- _Exercise_
Could you transcribe the material below exactly, without leaving out a single line?

- _Exercise inputs_
⟨

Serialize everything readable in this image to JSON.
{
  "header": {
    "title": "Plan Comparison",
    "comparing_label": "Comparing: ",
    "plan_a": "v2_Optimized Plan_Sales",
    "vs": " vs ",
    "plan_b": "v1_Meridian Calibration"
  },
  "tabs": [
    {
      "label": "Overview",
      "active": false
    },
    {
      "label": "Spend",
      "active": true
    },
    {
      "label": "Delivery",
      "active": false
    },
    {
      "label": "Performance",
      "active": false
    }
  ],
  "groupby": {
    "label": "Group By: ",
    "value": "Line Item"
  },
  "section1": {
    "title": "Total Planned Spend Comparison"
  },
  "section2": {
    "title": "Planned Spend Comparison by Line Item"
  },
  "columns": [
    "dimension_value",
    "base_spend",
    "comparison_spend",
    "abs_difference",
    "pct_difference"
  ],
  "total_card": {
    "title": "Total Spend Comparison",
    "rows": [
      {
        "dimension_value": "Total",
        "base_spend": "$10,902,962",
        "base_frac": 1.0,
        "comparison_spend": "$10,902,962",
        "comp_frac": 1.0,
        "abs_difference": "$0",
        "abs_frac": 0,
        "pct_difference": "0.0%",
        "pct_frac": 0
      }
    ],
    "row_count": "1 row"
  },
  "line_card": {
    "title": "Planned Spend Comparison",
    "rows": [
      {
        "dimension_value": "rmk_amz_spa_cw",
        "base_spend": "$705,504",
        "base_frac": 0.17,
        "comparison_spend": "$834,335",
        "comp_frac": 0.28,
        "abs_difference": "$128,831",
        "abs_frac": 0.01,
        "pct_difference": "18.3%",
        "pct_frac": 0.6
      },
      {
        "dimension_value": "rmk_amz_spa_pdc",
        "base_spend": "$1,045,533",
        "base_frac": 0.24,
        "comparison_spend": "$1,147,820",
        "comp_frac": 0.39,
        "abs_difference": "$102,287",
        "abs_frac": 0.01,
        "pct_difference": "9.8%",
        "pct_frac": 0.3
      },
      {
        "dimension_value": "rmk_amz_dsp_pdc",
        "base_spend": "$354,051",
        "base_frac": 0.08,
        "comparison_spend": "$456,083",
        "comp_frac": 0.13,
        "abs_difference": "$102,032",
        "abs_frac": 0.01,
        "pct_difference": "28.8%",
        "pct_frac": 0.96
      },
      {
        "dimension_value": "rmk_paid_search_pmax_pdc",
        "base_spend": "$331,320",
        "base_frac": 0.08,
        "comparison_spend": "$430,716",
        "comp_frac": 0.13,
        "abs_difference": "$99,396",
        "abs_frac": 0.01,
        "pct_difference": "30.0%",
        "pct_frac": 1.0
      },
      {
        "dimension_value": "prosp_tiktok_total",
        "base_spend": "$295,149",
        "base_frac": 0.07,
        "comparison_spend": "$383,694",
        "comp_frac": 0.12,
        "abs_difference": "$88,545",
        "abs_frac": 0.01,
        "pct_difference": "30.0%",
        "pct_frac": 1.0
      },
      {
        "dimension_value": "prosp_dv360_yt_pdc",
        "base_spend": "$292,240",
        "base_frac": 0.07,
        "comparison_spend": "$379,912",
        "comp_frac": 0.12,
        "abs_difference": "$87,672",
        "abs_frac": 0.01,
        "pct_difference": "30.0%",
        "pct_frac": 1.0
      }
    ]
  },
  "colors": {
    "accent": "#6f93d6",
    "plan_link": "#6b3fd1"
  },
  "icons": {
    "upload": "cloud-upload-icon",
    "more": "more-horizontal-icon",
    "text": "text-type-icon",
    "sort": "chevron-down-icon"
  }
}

⟩

- _Answer to the exercise_
Serialize everything readable in this image to JSON.
{
  "header": {
    "title": "Plan Comparison",
    "comparing_label": "Comparing: ",
    "plan_a": "v2_Optimized Plan_Sales",
    "vs": " vs ",
    "plan_b": "v1_Meridian Calibration"
  },
  "tabs": [
    {
      "label": "Overview",
      "active": false
    },
    {
      "label": "Spend",
      "active": true
    },
    {
      "label": "Delivery",
      "active": false
    },
    {
      "label": "Performance",
      "active": false
    }
  ],
  "groupby": {
    "label": "Group By: ",
    "value": "Line Item"
  },
  "section1": {
    "title": "Total Planned Spend Comparison"
  },
  "section2": {
    "title": "Planned Spend Comparison by Line Item"
  },
  "columns": [
    "dimension_value",
    "base_spend",
    "comparison_spend",
    "abs_difference",
    "pct_difference"
  ],
  "total_card": {
    "title": "Total Spend Comparison",
    "rows": [
      {
        "dimension_value": "Total",
        "base_spend": "$10,902,962",
        "base_frac": 1.0,
        "comparison_spend": "$10,902,962",
        "comp_frac": 1.0,
        "abs_difference": "$0",
        "abs_frac": 0,
        "pct_difference": "0.0%",
        "pct_frac": 0
      }
    ],
    "row_count": "1 row"
  },
  "line_card": {
    "title": "Planned Spend Comparison",
    "rows": [
      {
        "dimension_value": "rmk_amz_spa_cw",
        "base_spend": "$705,504",
        "base_frac": 0.17,
        "comparison_spend": "$834,335",
        "comp_frac": 0.28,
        "abs_difference": "$128,831",
        "abs_frac": 0.01,
        "pct_difference": "18.3%",
        "pct_frac": 0.6
      },
      {
        "dimension_value": "rmk_amz_spa_pdc",
        "base_spend": "$1,045,533",
        "base_frac": 0.24,
        "comparison_spend": "$1,147,820",
        "comp_frac": 0.39,
        "abs_difference": "$102,287",
        "abs_frac": 0.01,
        "pct_difference": "9.8%",
        "pct_frac": 0.3
      },
      {
        "dimension_value": "rmk_amz_dsp_pdc",
        "base_spend": "$354,051",
        "base_frac": 0.08,
        "comparison_spend": "$456,083",
        "comp_frac": 0.13,
        "abs_difference": "$102,032",
        "abs_frac": 0.01,
        "pct_difference": "28.8%",
        "pct_frac": 0.96
      },
      {
        "dimension_value": "rmk_paid_search_pmax_pdc",
        "base_spend": "$331,320",
        "base_frac": 0.08,
        "comparison_spend": "$430,716",
        "comp_frac": 0.13,
        "abs_difference": "$99,396",
        "abs_frac": 0.01,
        "pct_difference": "30.0%",
        "pct_frac": 1.0
      },
      {
        "dimension_value": "prosp_tiktok_total",
        "base_spend": "$295,149",
        "base_frac": 0.07,
        "comparison_spend": "$383,694",
        "comp_frac": 0.12,
        "abs_difference": "$88,545",
        "abs_frac": 0.01,
        "pct_difference": "30.0%",
        "pct_frac": 1.0
      },
      {
        "dimension_value": "prosp_dv360_yt_pdc",
        "base_spend": "$292,240",
        "base_frac": 0.07,
        "comparison_spend": "$379,912",
        "comp_frac": 0.12,
        "abs_difference": "$87,672",
        "abs_frac": 0.01,
        "pct_difference": "30.0%",
        "pct_frac": 1.0
      }
    ]
  },
  "colors": {
    "accent": "#6f93d6",
    "plan_link": "#6b3fd1"
  },
  "icons": {
    "upload": "cloud-upload-icon",
    "more": "more-horizontal-icon",
    "text": "text-type-icon",
    "sort": "chevron-down-icon"
  }
}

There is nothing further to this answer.